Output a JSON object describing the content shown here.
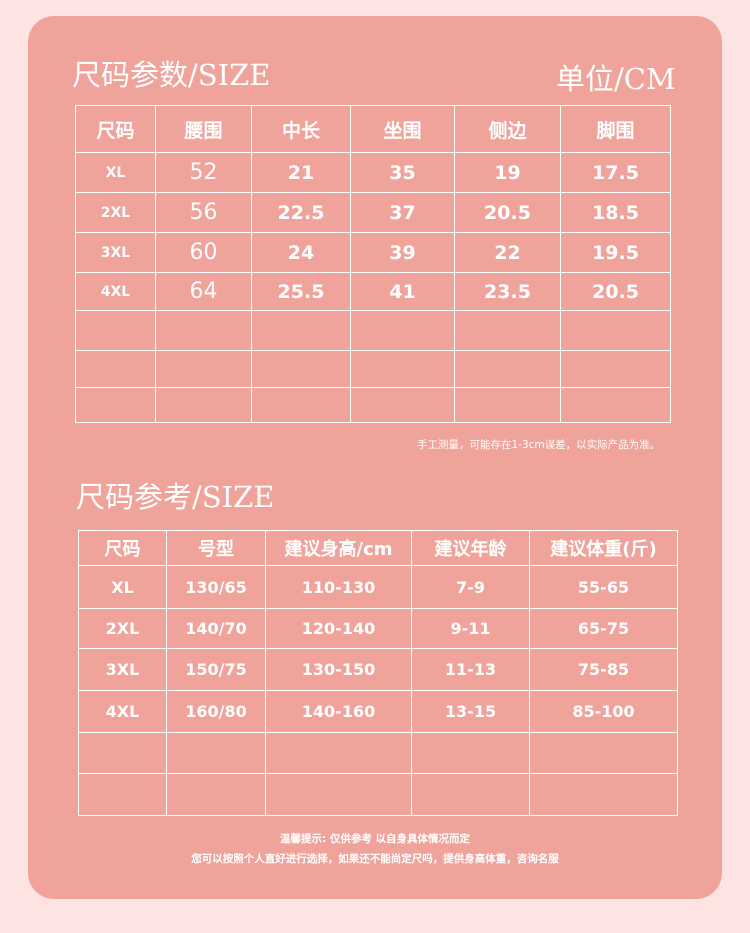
{
  "colors": {
    "background": "#fde4e3",
    "card": "#efa39a",
    "text": "#ffffff"
  },
  "params": {
    "title": "尺码参数/SIZE",
    "unit": "单位/CM",
    "headers": [
      "尺码",
      "腰围",
      "中长",
      "坐围",
      "侧边",
      "脚围"
    ],
    "rows": [
      [
        "XL",
        "52",
        "21",
        "35",
        "19",
        "17.5"
      ],
      [
        "2XL",
        "56",
        "22.5",
        "37",
        "20.5",
        "18.5"
      ],
      [
        "3XL",
        "60",
        "24",
        "39",
        "22",
        "19.5"
      ],
      [
        "4XL",
        "64",
        "25.5",
        "41",
        "23.5",
        "20.5"
      ],
      [
        "",
        "",
        "",
        "",
        "",
        ""
      ],
      [
        "",
        "",
        "",
        "",
        "",
        ""
      ],
      [
        "",
        "",
        "",
        "",
        "",
        ""
      ]
    ],
    "note": "手工测量，可能存在1-3cm误差，以实际产品为准。"
  },
  "reference": {
    "title": "尺码参考/SIZE",
    "headers": [
      "尺码",
      "号型",
      "建议身高/cm",
      "建议年龄",
      "建议体重(斤)"
    ],
    "rows": [
      [
        "XL",
        "130/65",
        "110-130",
        "7-9",
        "55-65"
      ],
      [
        "2XL",
        "140/70",
        "120-140",
        "9-11",
        "65-75"
      ],
      [
        "3XL",
        "150/75",
        "130-150",
        "11-13",
        "75-85"
      ],
      [
        "4XL",
        "160/80",
        "140-160",
        "13-15",
        "85-100"
      ],
      [
        "",
        "",
        "",
        "",
        ""
      ],
      [
        "",
        "",
        "",
        "",
        ""
      ]
    ],
    "tip_line1": "温馨提示: 仅供参考  以自身具体情况而定",
    "tip_line2": "您可以按照个人直好进行选择，如果还不能尚定尺吗，提供身高体重，咨询名服"
  }
}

## [GOAL OF THE EXERCISE]
Every entry must be written out exactly, with all pictures left out.

## [EXERCISE RESPONSE]
Output a JSON object describing the content shown here.
{
  "colors": {
    "background": "#fde4e3",
    "card": "#efa39a",
    "text": "#ffffff"
  },
  "params": {
    "title": "尺码参数/SIZE",
    "unit": "单位/CM",
    "headers": [
      "尺码",
      "腰围",
      "中长",
      "坐围",
      "侧边",
      "脚围"
    ],
    "rows": [
      [
        "XL",
        "52",
        "21",
        "35",
        "19",
        "17.5"
      ],
      [
        "2XL",
        "56",
        "22.5",
        "37",
        "20.5",
        "18.5"
      ],
      [
        "3XL",
        "60",
        "24",
        "39",
        "22",
        "19.5"
      ],
      [
        "4XL",
        "64",
        "25.5",
        "41",
        "23.5",
        "20.5"
      ],
      [
        "",
        "",
        "",
        "",
        "",
        ""
      ],
      [
        "",
        "",
        "",
        "",
        "",
        ""
      ],
      [
        "",
        "",
        "",
        "",
        "",
        ""
      ]
    ],
    "note": "手工测量，可能存在1-3cm误差，以实际产品为准。"
  },
  "reference": {
    "title": "尺码参考/SIZE",
    "headers": [
      "尺码",
      "号型",
      "建议身高/cm",
      "建议年龄",
      "建议体重(斤)"
    ],
    "rows": [
      [
        "XL",
        "130/65",
        "110-130",
        "7-9",
        "55-65"
      ],
      [
        "2XL",
        "140/70",
        "120-140",
        "9-11",
        "65-75"
      ],
      [
        "3XL",
        "150/75",
        "130-150",
        "11-13",
        "75-85"
      ],
      [
        "4XL",
        "160/80",
        "140-160",
        "13-15",
        "85-100"
      ],
      [
        "",
        "",
        "",
        "",
        ""
      ],
      [
        "",
        "",
        "",
        "",
        ""
      ]
    ],
    "tip_line1": "温馨提示: 仅供参考  以自身具体情况而定",
    "tip_line2": "您可以按照个人直好进行选择，如果还不能尚定尺吗，提供身高体重，咨询名服"
  }
}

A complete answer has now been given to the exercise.